- [The records]
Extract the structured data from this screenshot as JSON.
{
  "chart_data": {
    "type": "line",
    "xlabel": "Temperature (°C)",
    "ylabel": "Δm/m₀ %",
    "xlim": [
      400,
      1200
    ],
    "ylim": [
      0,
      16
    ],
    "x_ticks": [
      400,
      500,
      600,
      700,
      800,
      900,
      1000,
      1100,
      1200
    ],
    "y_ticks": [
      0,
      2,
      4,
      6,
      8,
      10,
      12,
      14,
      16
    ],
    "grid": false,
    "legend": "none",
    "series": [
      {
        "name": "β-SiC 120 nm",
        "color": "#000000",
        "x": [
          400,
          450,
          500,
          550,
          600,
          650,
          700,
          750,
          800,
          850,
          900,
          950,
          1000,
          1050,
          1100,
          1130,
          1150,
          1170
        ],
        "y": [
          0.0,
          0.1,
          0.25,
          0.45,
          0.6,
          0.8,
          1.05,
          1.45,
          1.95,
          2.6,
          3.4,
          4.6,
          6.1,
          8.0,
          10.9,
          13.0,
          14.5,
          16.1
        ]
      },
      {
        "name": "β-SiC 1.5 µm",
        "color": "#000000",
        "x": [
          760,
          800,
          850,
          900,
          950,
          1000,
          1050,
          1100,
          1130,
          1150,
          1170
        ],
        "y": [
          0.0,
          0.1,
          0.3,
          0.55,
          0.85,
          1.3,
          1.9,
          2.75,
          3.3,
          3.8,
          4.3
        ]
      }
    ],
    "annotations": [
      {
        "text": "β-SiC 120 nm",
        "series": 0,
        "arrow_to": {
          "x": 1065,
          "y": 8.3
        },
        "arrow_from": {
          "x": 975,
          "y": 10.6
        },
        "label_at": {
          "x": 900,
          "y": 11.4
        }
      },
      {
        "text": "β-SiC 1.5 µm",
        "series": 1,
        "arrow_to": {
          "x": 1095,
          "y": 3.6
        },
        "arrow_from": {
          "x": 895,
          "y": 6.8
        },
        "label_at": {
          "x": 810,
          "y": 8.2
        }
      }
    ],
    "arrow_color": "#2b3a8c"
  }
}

- [What needs to be done] Word for word, write out all of the data above.

- [Answer for the task]
Extract the structured data from this screenshot as JSON.
{
  "chart_data": {
    "type": "line",
    "xlabel": "Temperature (°C)",
    "ylabel": "Δm/m₀ %",
    "xlim": [
      400,
      1200
    ],
    "ylim": [
      0,
      16
    ],
    "x_ticks": [
      400,
      500,
      600,
      700,
      800,
      900,
      1000,
      1100,
      1200
    ],
    "y_ticks": [
      0,
      2,
      4,
      6,
      8,
      10,
      12,
      14,
      16
    ],
    "grid": false,
    "legend": "none",
    "series": [
      {
        "name": "β-SiC 120 nm",
        "color": "#000000",
        "x": [
          400,
          450,
          500,
          550,
          600,
          650,
          700,
          750,
          800,
          850,
          900,
          950,
          1000,
          1050,
          1100,
          1130,
          1150,
          1170
        ],
        "y": [
          0.0,
          0.1,
          0.25,
          0.45,
          0.6,
          0.8,
          1.05,
          1.45,
          1.95,
          2.6,
          3.4,
          4.6,
          6.1,
          8.0,
          10.9,
          13.0,
          14.5,
          16.1
        ]
      },
      {
        "name": "β-SiC 1.5 µm",
        "color": "#000000",
        "x": [
          760,
          800,
          850,
          900,
          950,
          1000,
          1050,
          1100,
          1130,
          1150,
          1170
        ],
        "y": [
          0.0,
          0.1,
          0.3,
          0.55,
          0.85,
          1.3,
          1.9,
          2.75,
          3.3,
          3.8,
          4.3
        ]
      }
    ],
    "annotations": [
      {
        "text": "β-SiC 120 nm",
        "series": 0,
        "arrow_to": {
          "x": 1065,
          "y": 8.3
        },
        "arrow_from": {
          "x": 975,
          "y": 10.6
        },
        "label_at": {
          "x": 900,
          "y": 11.4
        }
      },
      {
        "text": "β-SiC 1.5 µm",
        "series": 1,
        "arrow_to": {
          "x": 1095,
          "y": 3.6
        },
        "arrow_from": {
          "x": 895,
          "y": 6.8
        },
        "label_at": {
          "x": 810,
          "y": 8.2
        }
      }
    ],
    "arrow_color": "#2b3a8c"
  }
}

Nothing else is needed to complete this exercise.